## begin

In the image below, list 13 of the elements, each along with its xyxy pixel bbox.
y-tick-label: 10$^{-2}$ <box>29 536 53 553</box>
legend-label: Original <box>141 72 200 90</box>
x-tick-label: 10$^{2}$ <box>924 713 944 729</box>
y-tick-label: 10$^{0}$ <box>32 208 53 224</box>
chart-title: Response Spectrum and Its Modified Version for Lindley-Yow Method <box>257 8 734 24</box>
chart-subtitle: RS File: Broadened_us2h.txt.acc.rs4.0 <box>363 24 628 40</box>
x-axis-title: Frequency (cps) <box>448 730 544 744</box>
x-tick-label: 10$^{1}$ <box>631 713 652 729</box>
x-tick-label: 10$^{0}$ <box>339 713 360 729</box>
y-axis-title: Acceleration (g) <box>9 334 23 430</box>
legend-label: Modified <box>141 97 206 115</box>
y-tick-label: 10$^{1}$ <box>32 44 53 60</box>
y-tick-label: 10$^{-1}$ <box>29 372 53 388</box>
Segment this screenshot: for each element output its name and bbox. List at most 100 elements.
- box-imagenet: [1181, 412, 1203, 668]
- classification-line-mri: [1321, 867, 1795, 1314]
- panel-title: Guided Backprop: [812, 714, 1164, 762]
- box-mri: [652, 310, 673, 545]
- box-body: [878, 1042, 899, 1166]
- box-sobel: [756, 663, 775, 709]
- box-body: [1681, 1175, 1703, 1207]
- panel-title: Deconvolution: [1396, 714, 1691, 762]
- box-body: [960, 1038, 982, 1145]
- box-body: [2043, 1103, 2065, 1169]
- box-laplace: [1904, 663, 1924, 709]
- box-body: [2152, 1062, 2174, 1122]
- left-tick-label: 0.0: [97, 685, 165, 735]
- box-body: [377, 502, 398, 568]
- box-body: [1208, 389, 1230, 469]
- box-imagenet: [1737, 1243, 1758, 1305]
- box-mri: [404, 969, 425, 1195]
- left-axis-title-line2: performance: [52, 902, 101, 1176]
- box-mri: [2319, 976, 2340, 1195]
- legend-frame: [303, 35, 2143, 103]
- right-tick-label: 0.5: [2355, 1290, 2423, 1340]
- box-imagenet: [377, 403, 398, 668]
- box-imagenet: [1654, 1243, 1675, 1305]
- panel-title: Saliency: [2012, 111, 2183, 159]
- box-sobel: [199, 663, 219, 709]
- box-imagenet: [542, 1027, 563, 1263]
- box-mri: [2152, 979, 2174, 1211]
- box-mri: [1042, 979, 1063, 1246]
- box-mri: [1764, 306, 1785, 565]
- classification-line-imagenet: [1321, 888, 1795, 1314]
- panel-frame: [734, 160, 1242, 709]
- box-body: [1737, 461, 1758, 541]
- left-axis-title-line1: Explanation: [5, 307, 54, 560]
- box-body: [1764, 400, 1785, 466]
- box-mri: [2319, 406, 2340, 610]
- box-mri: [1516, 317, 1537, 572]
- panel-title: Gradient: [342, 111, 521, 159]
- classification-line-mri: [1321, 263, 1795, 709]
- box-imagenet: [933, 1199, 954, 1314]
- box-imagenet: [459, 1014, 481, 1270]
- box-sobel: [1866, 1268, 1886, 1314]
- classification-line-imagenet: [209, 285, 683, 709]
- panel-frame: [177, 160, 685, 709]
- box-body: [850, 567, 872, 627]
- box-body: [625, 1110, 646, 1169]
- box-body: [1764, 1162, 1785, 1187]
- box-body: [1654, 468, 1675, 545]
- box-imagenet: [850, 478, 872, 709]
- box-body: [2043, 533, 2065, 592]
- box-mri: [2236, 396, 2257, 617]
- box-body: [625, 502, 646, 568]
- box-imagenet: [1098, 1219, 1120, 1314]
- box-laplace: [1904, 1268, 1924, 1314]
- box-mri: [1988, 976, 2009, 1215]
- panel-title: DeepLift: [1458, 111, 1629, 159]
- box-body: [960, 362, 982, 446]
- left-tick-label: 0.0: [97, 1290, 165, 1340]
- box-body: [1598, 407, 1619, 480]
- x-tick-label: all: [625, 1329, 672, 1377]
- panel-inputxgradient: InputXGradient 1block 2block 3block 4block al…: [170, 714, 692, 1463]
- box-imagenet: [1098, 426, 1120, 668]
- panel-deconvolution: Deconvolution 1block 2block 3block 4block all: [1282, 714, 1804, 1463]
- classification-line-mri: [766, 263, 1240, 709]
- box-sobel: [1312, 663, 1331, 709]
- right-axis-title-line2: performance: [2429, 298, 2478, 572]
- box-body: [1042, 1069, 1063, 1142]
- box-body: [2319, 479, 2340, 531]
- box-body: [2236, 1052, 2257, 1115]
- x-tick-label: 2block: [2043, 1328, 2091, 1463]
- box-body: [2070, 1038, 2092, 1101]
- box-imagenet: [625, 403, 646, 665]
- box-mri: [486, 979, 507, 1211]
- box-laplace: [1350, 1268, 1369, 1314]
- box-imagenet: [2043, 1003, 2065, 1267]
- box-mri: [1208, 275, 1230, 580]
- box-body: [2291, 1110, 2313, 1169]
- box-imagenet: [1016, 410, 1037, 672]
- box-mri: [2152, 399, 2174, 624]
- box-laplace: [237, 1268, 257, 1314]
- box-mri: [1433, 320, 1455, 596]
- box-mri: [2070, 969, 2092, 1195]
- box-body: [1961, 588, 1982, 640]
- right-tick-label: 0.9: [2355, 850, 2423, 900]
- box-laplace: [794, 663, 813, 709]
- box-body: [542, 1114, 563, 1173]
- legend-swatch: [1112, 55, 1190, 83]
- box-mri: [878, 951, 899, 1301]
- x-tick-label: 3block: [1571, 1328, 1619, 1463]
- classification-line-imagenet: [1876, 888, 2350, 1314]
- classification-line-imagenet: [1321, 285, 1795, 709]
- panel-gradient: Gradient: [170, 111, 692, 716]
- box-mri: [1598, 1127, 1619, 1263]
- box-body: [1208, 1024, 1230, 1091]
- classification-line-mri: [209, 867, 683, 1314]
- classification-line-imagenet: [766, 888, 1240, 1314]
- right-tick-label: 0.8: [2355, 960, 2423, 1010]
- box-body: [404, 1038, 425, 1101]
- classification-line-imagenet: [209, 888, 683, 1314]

## end

Please recast every line of the entries above as a JSON list of strings, one string per line, with blank lines left out.

Solution:
[
  "In the image below, list 13 of the elements, each along with its xyxy pixel bbox.",
  "y-tick-label: 10$^{-2}$ <box>29 536 53 553</box>",
  "legend-label: Original <box>141 72 200 90</box>",
  "x-tick-label: 10$^{2}$ <box>924 713 944 729</box>",
  "y-tick-label: 10$^{0}$ <box>32 208 53 224</box>",
  "chart-title: Response Spectrum and Its Modified Version for Lindley-Yow Method <box>257 8 734 24</box>",
  "chart-subtitle: RS File: Broadened_us2h.txt.acc.rs4.0 <box>363 24 628 40</box>",
  "x-axis-title: Frequency (cps) <box>448 730 544 744</box>",
  "x-tick-label: 10$^{1}$ <box>631 713 652 729</box>",
  "x-tick-label: 10$^{0}$ <box>339 713 360 729</box>",
  "y-axis-title: Acceleration (g) <box>9 334 23 430</box>",
  "legend-label: Modified <box>141 97 206 115</box>",
  "y-tick-label: 10$^{1}$ <box>32 44 53 60</box>",
  "y-tick-label: 10$^{-1}$ <box>29 372 53 388</box>",
  "Segment this screenshot: for each element output its name and bbox. List at most 100 elements.",
  "- box-imagenet: [1181, 412, 1203, 668]",
  "- classification-line-mri: [1321, 867, 1795, 1314]",
  "- panel-title: Guided Backprop: [812, 714, 1164, 762]",
  "- box-mri: [652, 310, 673, 545]",
  "- box-body: [878, 1042, 899, 1166]",
  "- box-sobel: [756, 663, 775, 709]",
  "- box-body: [1681, 1175, 1703, 1207]",
  "- panel-title: Deconvolution: [1396, 714, 1691, 762]",
  "- box-body: [960, 1038, 982, 1145]",
  "- box-body: [2043, 1103, 2065, 1169]",
  "- box-laplace: [1904, 663, 1924, 709]",
  "- box-body: [2152, 1062, 2174, 1122]",
  "- left-tick-label: 0.0: [97, 685, 165, 735]",
  "- box-body: [377, 502, 398, 568]",
  "- box-body: [1208, 389, 1230, 469]",
  "- box-imagenet: [1737, 1243, 1758, 1305]",
  "- box-mri: [404, 969, 425, 1195]",
  "- left-axis-title-line2: performance: [52, 902, 101, 1176]",
  "- box-mri: [2319, 976, 2340, 1195]",
  "- legend-frame: [303, 35, 2143, 103]",
  "- right-tick-label: 0.5: [2355, 1290, 2423, 1340]",
  "- box-imagenet: [377, 403, 398, 668]",
  "- box-imagenet: [1654, 1243, 1675, 1305]",
  "- panel-title: Saliency: [2012, 111, 2183, 159]",
  "- box-sobel: [199, 663, 219, 709]",
  "- box-imagenet: [542, 1027, 563, 1263]",
  "- box-mri: [2152, 979, 2174, 1211]",
  "- box-mri: [1042, 979, 1063, 1246]",
  "- box-mri: [1764, 306, 1785, 565]",
  "- classification-line-imagenet: [1321, 888, 1795, 1314]",
  "- panel-frame: [734, 160, 1242, 709]",
  "- box-body: [1737, 461, 1758, 541]",
  "- left-axis-title-line1: Explanation: [5, 307, 54, 560]",
  "- box-body: [1764, 400, 1785, 466]",
  "- box-mri: [2319, 406, 2340, 610]",
  "- box-mri: [1516, 317, 1537, 572]",
  "- panel-title: Gradient: [342, 111, 521, 159]",
  "- classification-line-mri: [1321, 263, 1795, 709]",
  "- box-imagenet: [933, 1199, 954, 1314]",
  "- box-imagenet: [459, 1014, 481, 1270]",
  "- box-sobel: [1866, 1268, 1886, 1314]",
  "- classification-line-imagenet: [209, 285, 683, 709]",
  "- panel-frame: [177, 160, 685, 709]",
  "- box-body: [850, 567, 872, 627]",
  "- box-body: [625, 1110, 646, 1169]",
  "- box-body: [1764, 1162, 1785, 1187]",
  "- box-body: [1654, 468, 1675, 545]",
  "- box-imagenet: [850, 478, 872, 709]",
  "- box-body: [2043, 533, 2065, 592]",
  "- box-mri: [2236, 396, 2257, 617]",
  "- box-body: [625, 502, 646, 568]",
  "- box-imagenet: [1098, 1219, 1120, 1314]",
  "- box-laplace: [1904, 1268, 1924, 1314]",
  "- box-mri: [1988, 976, 2009, 1215]",
  "- panel-title: DeepLift: [1458, 111, 1629, 159]",
  "- box-body: [960, 362, 982, 446]",
  "- left-tick-label: 0.0: [97, 1290, 165, 1340]",
  "- box-body: [1598, 407, 1619, 480]",
  "- x-tick-label: all: [625, 1329, 672, 1377]",
  "- panel-inputxgradient: InputXGradient 1block 2block 3block 4block al…: [170, 714, 692, 1463]",
  "- box-imagenet: [1098, 426, 1120, 668]",
  "- panel-deconvolution: Deconvolution 1block 2block 3block 4block all: [1282, 714, 1804, 1463]",
  "- classification-line-mri: [766, 263, 1240, 709]",
  "- box-sobel: [1312, 663, 1331, 709]",
  "- right-axis-title-line2: performance: [2429, 298, 2478, 572]",
  "- box-body: [1042, 1069, 1063, 1142]",
  "- box-body: [2319, 479, 2340, 531]",
  "- box-body: [2236, 1052, 2257, 1115]",
  "- x-tick-label: 2block: [2043, 1328, 2091, 1463]",
  "- box-body: [2070, 1038, 2092, 1101]",
  "- box-imagenet: [625, 403, 646, 665]",
  "- box-mri: [486, 979, 507, 1211]",
  "- box-laplace: [1350, 1268, 1369, 1314]",
  "- box-imagenet: [2043, 1003, 2065, 1267]",
  "- box-mri: [1208, 275, 1230, 580]",
  "- box-body: [2291, 1110, 2313, 1169]",
  "- box-imagenet: [1016, 410, 1037, 672]",
  "- box-mri: [2152, 399, 2174, 624]",
  "- box-laplace: [237, 1268, 257, 1314]",
  "- box-mri: [1433, 320, 1455, 596]",
  "- box-mri: [2070, 969, 2092, 1195]",
  "- box-body: [1961, 588, 1982, 640]",
  "- right-tick-label: 0.9: [2355, 850, 2423, 900]",
  "- box-laplace: [794, 663, 813, 709]",
  "- box-body: [542, 1114, 563, 1173]",
  "- legend-swatch: [1112, 55, 1190, 83]",
  "- box-mri: [878, 951, 899, 1301]",
  "- x-tick-label: 3block: [1571, 1328, 1619, 1463]",
  "- classification-line-imagenet: [1876, 888, 2350, 1314]",
  "- classification-line-imagenet: [1321, 285, 1795, 709]",
  "- panel-gradient: Gradient: [170, 111, 692, 716]",
  "- box-mri: [1598, 1127, 1619, 1263]",
  "- box-body: [1208, 1024, 1230, 1091]",
  "- classification-line-mri: [209, 867, 683, 1314]",
  "- classification-line-imagenet: [766, 888, 1240, 1314]",
  "- right-tick-label: 0.8: [2355, 960, 2423, 1010]",
  "- box-body: [404, 1038, 425, 1101]",
  "- classification-line-imagenet: [209, 888, 683, 1314]"
]